Pick out every line that holds the string "Roots" and copy it.

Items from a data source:
_____

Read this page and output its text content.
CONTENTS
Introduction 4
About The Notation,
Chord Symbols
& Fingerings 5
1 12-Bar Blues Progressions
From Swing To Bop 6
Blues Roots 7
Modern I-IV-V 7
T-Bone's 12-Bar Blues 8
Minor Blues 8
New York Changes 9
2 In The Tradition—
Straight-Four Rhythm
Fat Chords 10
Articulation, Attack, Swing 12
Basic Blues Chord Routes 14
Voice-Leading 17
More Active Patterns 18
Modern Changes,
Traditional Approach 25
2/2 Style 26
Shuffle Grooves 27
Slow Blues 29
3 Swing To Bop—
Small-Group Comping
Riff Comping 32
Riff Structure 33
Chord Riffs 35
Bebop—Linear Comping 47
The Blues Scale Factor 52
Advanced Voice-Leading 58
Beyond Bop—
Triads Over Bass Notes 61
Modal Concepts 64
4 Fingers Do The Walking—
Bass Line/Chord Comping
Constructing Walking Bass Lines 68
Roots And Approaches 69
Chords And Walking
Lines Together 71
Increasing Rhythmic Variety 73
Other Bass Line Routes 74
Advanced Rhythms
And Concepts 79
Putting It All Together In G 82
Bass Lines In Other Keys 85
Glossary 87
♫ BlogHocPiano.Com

_____

_Solution to this exercise_
Blues Roots 7
Roots And Approaches 69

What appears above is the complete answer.